** PROBLEM DETAILS **
With the pictures omitted, write out the entries that follow exactly as they stand.

[START OF SUPPLIED ENTRIES]

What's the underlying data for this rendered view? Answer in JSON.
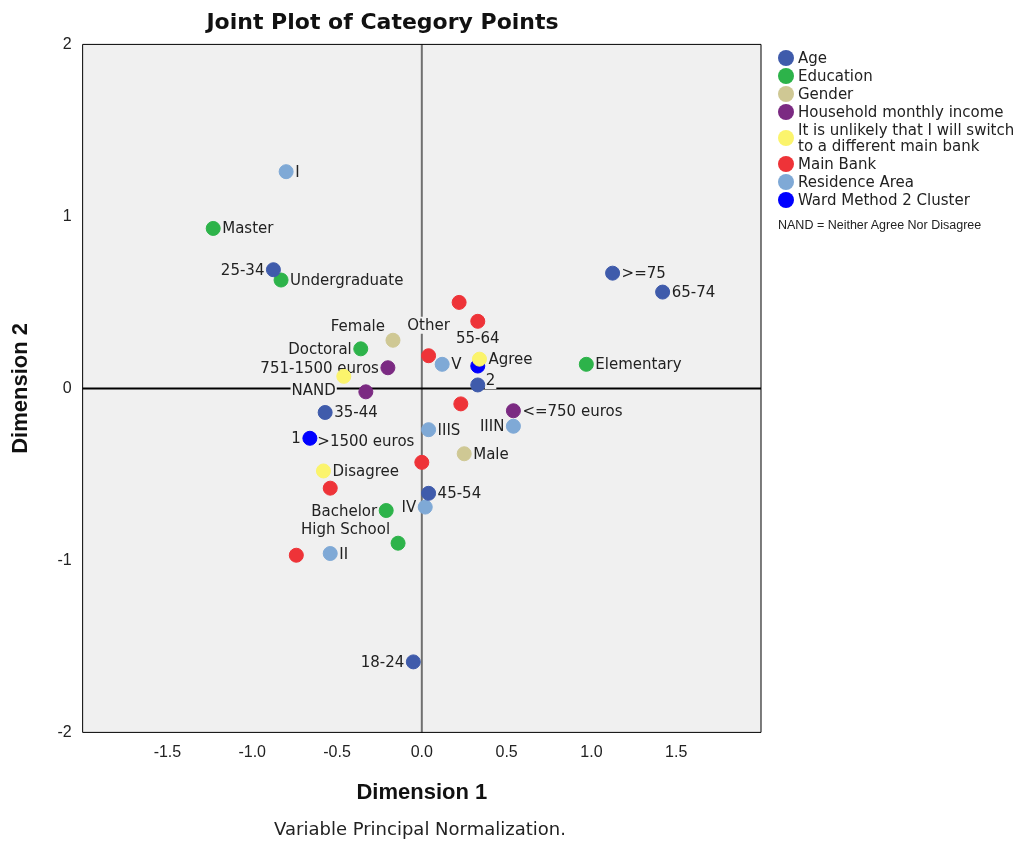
{
  "chart_data": {
    "type": "scatter",
    "title": "Joint Plot of Category Points",
    "xlabel": "Dimension 1",
    "ylabel": "Dimension 2",
    "xlim": [
      -2,
      2
    ],
    "ylim": [
      -2,
      2
    ],
    "xticks": [
      {
        "value": -1.5,
        "label": "-1.5"
      },
      {
        "value": -1,
        "label": "-1.0"
      },
      {
        "value": -0.5,
        "label": "-0.5"
      },
      {
        "value": 0,
        "label": "0.0"
      },
      {
        "value": 0.5,
        "label": "0.5"
      },
      {
        "value": 1,
        "label": "1.0"
      },
      {
        "value": 1.5,
        "label": "1.5"
      }
    ],
    "yticks": [
      -2,
      -1,
      0,
      1,
      2
    ],
    "grid": false,
    "legend": "right",
    "marker": "circle",
    "ref_lines": [
      {
        "axis": "x",
        "value": 0,
        "color": "#707070"
      },
      {
        "axis": "y",
        "value": 0,
        "color": "#000000"
      }
    ],
    "series": [
      {
        "name": "Age",
        "color": "#3f5bab",
        "x": [
          -0.875,
          1.125,
          1.42,
          0.33,
          -0.57,
          0.04,
          -0.05
        ],
        "values": [
          0.69,
          0.67,
          0.56,
          0.02,
          -0.14,
          -0.61,
          -1.59
        ]
      },
      {
        "name": "Education",
        "color": "#2db34a",
        "x": [
          -1.23,
          -0.83,
          -0.36,
          0.97,
          -0.21,
          -0.14
        ],
        "values": [
          0.93,
          0.63,
          0.23,
          0.14,
          -0.71,
          -0.9
        ]
      },
      {
        "name": "Gender",
        "color": "#cfc894",
        "x": [
          -0.17,
          0.25
        ],
        "values": [
          0.28,
          -0.38
        ]
      },
      {
        "name": "Household monthly income",
        "color": "#7b2a82",
        "x": [
          -0.2,
          -0.33,
          0.54
        ],
        "values": [
          0.12,
          -0.02,
          -0.13
        ]
      },
      {
        "name": "It is unlikely that I will switch to a different main bank",
        "color": "#fbf46c",
        "x": [
          -0.46,
          0.34,
          -0.58
        ],
        "values": [
          0.07,
          0.17,
          -0.48
        ]
      },
      {
        "name": "Main Bank",
        "color": "#ee3338",
        "x": [
          0.22,
          0.33,
          0.04,
          0.23,
          0,
          -0.54,
          -0.74
        ],
        "values": [
          0.5,
          0.39,
          0.19,
          -0.09,
          -0.43,
          -0.58,
          -0.97
        ]
      },
      {
        "name": "Residence Area",
        "color": "#7fa9d6",
        "x": [
          -0.8,
          0.12,
          0.04,
          0.54,
          0.02,
          -0.54
        ],
        "values": [
          1.26,
          0.14,
          -0.24,
          -0.22,
          -0.69,
          -0.96
        ]
      },
      {
        "name": "Ward Method 2 Cluster",
        "color": "#0000ff",
        "x": [
          -0.66,
          0.33
        ],
        "values": [
          -0.29,
          0.13
        ]
      }
    ],
    "annotations": [
      {
        "text": "25-34",
        "x": -0.875,
        "y": 0.69
      },
      {
        "text": ">=75",
        "x": 1.125,
        "y": 0.67
      },
      {
        "text": "65-74",
        "x": 1.42,
        "y": 0.56
      },
      {
        "text": "55-64",
        "x": 0.33,
        "y": 0.02
      },
      {
        "text": "35-44",
        "x": -0.57,
        "y": -0.14
      },
      {
        "text": "45-54",
        "x": 0.04,
        "y": -0.61
      },
      {
        "text": "18-24",
        "x": -0.05,
        "y": -1.59
      },
      {
        "text": "Master",
        "x": -1.23,
        "y": 0.93
      },
      {
        "text": "Undergraduate",
        "x": -0.83,
        "y": 0.63
      },
      {
        "text": "Doctoral",
        "x": -0.36,
        "y": 0.23
      },
      {
        "text": "Elementary",
        "x": 0.97,
        "y": 0.14
      },
      {
        "text": "Bachelor",
        "x": -0.21,
        "y": -0.71
      },
      {
        "text": "High School",
        "x": -0.14,
        "y": -0.9
      },
      {
        "text": "Female",
        "x": -0.17,
        "y": 0.28
      },
      {
        "text": "Male",
        "x": 0.25,
        "y": -0.38
      },
      {
        "text": "751-1500 euros",
        "x": -0.2,
        "y": 0.12
      },
      {
        "text": ">1500 euros",
        "x": -0.33,
        "y": -0.02
      },
      {
        "text": "<=750 euros",
        "x": 0.54,
        "y": -0.13
      },
      {
        "text": "NAND",
        "x": -0.46,
        "y": 0.07
      },
      {
        "text": "Agree",
        "x": 0.34,
        "y": 0.17
      },
      {
        "text": "Disagree",
        "x": -0.58,
        "y": -0.48
      },
      {
        "text": "Other",
        "x": 0.04,
        "y": 0.19
      },
      {
        "text": "I",
        "x": -0.8,
        "y": 1.26
      },
      {
        "text": "V",
        "x": 0.12,
        "y": 0.14
      },
      {
        "text": "IIIS",
        "x": 0.04,
        "y": -0.24
      },
      {
        "text": "IIIN",
        "x": 0.54,
        "y": -0.22
      },
      {
        "text": "IV",
        "x": 0.02,
        "y": -0.69
      },
      {
        "text": "II",
        "x": -0.54,
        "y": -0.96
      },
      {
        "text": "1",
        "x": -0.66,
        "y": -0.29
      },
      {
        "text": "2",
        "x": 0.33,
        "y": 0.13
      },
      "NAND = Neither Agree Nor Disagree",
      "Variable Principal Normalization."
    ]
  }
}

[END OF SUPPLIED ENTRIES]

** RIGHT ANSWER **
What's the underlying data for this rendered view? Answer in JSON.
{
  "chart_data": {
    "type": "scatter",
    "title": "Joint Plot of Category Points",
    "xlabel": "Dimension 1",
    "ylabel": "Dimension 2",
    "xlim": [
      -2,
      2
    ],
    "ylim": [
      -2,
      2
    ],
    "xticks": [
      {
        "value": -1.5,
        "label": "-1.5"
      },
      {
        "value": -1,
        "label": "-1.0"
      },
      {
        "value": -0.5,
        "label": "-0.5"
      },
      {
        "value": 0,
        "label": "0.0"
      },
      {
        "value": 0.5,
        "label": "0.5"
      },
      {
        "value": 1,
        "label": "1.0"
      },
      {
        "value": 1.5,
        "label": "1.5"
      }
    ],
    "yticks": [
      -2,
      -1,
      0,
      1,
      2
    ],
    "grid": false,
    "legend": "right",
    "marker": "circle",
    "ref_lines": [
      {
        "axis": "x",
        "value": 0,
        "color": "#707070"
      },
      {
        "axis": "y",
        "value": 0,
        "color": "#000000"
      }
    ],
    "series": [
      {
        "name": "Age",
        "color": "#3f5bab",
        "x": [
          -0.875,
          1.125,
          1.42,
          0.33,
          -0.57,
          0.04,
          -0.05
        ],
        "values": [
          0.69,
          0.67,
          0.56,
          0.02,
          -0.14,
          -0.61,
          -1.59
        ]
      },
      {
        "name": "Education",
        "color": "#2db34a",
        "x": [
          -1.23,
          -0.83,
          -0.36,
          0.97,
          -0.21,
          -0.14
        ],
        "values": [
          0.93,
          0.63,
          0.23,
          0.14,
          -0.71,
          -0.9
        ]
      },
      {
        "name": "Gender",
        "color": "#cfc894",
        "x": [
          -0.17,
          0.25
        ],
        "values": [
          0.28,
          -0.38
        ]
      },
      {
        "name": "Household monthly income",
        "color": "#7b2a82",
        "x": [
          -0.2,
          -0.33,
          0.54
        ],
        "values": [
          0.12,
          -0.02,
          -0.13
        ]
      },
      {
        "name": "It is unlikely that I will switch to a different main bank",
        "color": "#fbf46c",
        "x": [
          -0.46,
          0.34,
          -0.58
        ],
        "values": [
          0.07,
          0.17,
          -0.48
        ]
      },
      {
        "name": "Main Bank",
        "color": "#ee3338",
        "x": [
          0.22,
          0.33,
          0.04,
          0.23,
          0,
          -0.54,
          -0.74
        ],
        "values": [
          0.5,
          0.39,
          0.19,
          -0.09,
          -0.43,
          -0.58,
          -0.97
        ]
      },
      {
        "name": "Residence Area",
        "color": "#7fa9d6",
        "x": [
          -0.8,
          0.12,
          0.04,
          0.54,
          0.02,
          -0.54
        ],
        "values": [
          1.26,
          0.14,
          -0.24,
          -0.22,
          -0.69,
          -0.96
        ]
      },
      {
        "name": "Ward Method 2 Cluster",
        "color": "#0000ff",
        "x": [
          -0.66,
          0.33
        ],
        "values": [
          -0.29,
          0.13
        ]
      }
    ],
    "annotations": [
      {
        "text": "25-34",
        "x": -0.875,
        "y": 0.69
      },
      {
        "text": ">=75",
        "x": 1.125,
        "y": 0.67
      },
      {
        "text": "65-74",
        "x": 1.42,
        "y": 0.56
      },
      {
        "text": "55-64",
        "x": 0.33,
        "y": 0.02
      },
      {
        "text": "35-44",
        "x": -0.57,
        "y": -0.14
      },
      {
        "text": "45-54",
        "x": 0.04,
        "y": -0.61
      },
      {
        "text": "18-24",
        "x": -0.05,
        "y": -1.59
      },
      {
        "text": "Master",
        "x": -1.23,
        "y": 0.93
      },
      {
        "text": "Undergraduate",
        "x": -0.83,
        "y": 0.63
      },
      {
        "text": "Doctoral",
        "x": -0.36,
        "y": 0.23
      },
      {
        "text": "Elementary",
        "x": 0.97,
        "y": 0.14
      },
      {
        "text": "Bachelor",
        "x": -0.21,
        "y": -0.71
      },
      {
        "text": "High School",
        "x": -0.14,
        "y": -0.9
      },
      {
        "text": "Female",
        "x": -0.17,
        "y": 0.28
      },
      {
        "text": "Male",
        "x": 0.25,
        "y": -0.38
      },
      {
        "text": "751-1500 euros",
        "x": -0.2,
        "y": 0.12
      },
      {
        "text": ">1500 euros",
        "x": -0.33,
        "y": -0.02
      },
      {
        "text": "<=750 euros",
        "x": 0.54,
        "y": -0.13
      },
      {
        "text": "NAND",
        "x": -0.46,
        "y": 0.07
      },
      {
        "text": "Agree",
        "x": 0.34,
        "y": 0.17
      },
      {
        "text": "Disagree",
        "x": -0.58,
        "y": -0.48
      },
      {
        "text": "Other",
        "x": 0.04,
        "y": 0.19
      },
      {
        "text": "I",
        "x": -0.8,
        "y": 1.26
      },
      {
        "text": "V",
        "x": 0.12,
        "y": 0.14
      },
      {
        "text": "IIIS",
        "x": 0.04,
        "y": -0.24
      },
      {
        "text": "IIIN",
        "x": 0.54,
        "y": -0.22
      },
      {
        "text": "IV",
        "x": 0.02,
        "y": -0.69
      },
      {
        "text": "II",
        "x": -0.54,
        "y": -0.96
      },
      {
        "text": "1",
        "x": -0.66,
        "y": -0.29
      },
      {
        "text": "2",
        "x": 0.33,
        "y": 0.13
      },
      "NAND = Neither Agree Nor Disagree",
      "Variable Principal Normalization."
    ]
  }
}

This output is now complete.